Find each line that has the string "going" and give the total, with nothing else.

-- begin --

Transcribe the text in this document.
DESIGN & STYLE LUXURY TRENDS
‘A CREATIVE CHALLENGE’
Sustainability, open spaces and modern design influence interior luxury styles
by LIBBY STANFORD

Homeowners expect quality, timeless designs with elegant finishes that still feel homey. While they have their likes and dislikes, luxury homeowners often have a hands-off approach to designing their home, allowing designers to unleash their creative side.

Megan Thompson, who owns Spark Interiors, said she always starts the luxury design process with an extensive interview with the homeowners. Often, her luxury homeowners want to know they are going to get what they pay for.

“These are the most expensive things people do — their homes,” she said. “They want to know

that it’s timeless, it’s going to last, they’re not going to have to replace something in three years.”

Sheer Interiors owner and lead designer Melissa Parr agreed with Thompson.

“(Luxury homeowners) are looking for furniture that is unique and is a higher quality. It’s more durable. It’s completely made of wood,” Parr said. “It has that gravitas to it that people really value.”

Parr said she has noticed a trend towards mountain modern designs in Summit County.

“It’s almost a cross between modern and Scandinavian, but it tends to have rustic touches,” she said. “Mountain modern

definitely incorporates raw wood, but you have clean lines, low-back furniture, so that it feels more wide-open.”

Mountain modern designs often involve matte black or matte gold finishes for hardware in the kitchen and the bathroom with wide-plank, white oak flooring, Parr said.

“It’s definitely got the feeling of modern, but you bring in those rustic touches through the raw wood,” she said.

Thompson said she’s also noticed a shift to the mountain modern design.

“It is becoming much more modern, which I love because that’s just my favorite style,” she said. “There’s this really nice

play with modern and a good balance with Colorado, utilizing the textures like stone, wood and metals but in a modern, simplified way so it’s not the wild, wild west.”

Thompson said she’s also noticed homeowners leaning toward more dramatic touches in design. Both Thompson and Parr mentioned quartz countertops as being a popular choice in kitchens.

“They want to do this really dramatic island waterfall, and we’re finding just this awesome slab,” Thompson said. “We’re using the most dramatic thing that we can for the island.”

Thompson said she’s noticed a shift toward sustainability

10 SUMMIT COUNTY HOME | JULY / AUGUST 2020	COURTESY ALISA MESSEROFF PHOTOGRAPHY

-- end --

**FINISHED EXERCISE**
2